Rows from a dataset:
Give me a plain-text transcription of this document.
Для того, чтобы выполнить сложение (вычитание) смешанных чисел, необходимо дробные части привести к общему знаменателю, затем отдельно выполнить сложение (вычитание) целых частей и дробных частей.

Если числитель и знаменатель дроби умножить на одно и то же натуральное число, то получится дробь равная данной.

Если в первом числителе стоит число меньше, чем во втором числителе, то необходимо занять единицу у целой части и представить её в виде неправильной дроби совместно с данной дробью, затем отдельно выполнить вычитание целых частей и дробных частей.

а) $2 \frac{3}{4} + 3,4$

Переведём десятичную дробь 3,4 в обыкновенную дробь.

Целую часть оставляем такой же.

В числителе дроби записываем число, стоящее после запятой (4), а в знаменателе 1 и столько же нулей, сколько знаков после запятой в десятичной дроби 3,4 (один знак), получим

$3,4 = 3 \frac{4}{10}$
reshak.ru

__TASK STATEMENT__
Write out the records shown above, exactly as they appear.

__EXERCISE RESPONSE__
Give me a plain-text transcription of this document.
Для того, чтобы выполнить сложение (вычитание) смешанных чисел, необходимо дробные части привести к общему знаменателю, затем отдельно выполнить сложение (вычитание) целых частей и дробных частей.

Если числитель и знаменатель дроби умножить на одно и то же натуральное число, то получится дробь равная данной.

Если в первом числителе стоит число меньше, чем во втором числителе, то необходимо занять единицу у целой части и представить её в виде неправильной дроби совместно с данной дробью, затем отдельно выполнить вычитание целых частей и дробных частей.

а) $2 \frac{3}{4} + 3,4$

Переведём десятичную дробь 3,4 в обыкновенную дробь.

Целую часть оставляем такой же.

В числителе дроби записываем число, стоящее после запятой (4), а в знаменателе 1 и столько же нулей, сколько знаков после запятой в десятичной дроби 3,4 (один знак), получим

$3,4 = 3 \frac{4}{10}$
reshak.ru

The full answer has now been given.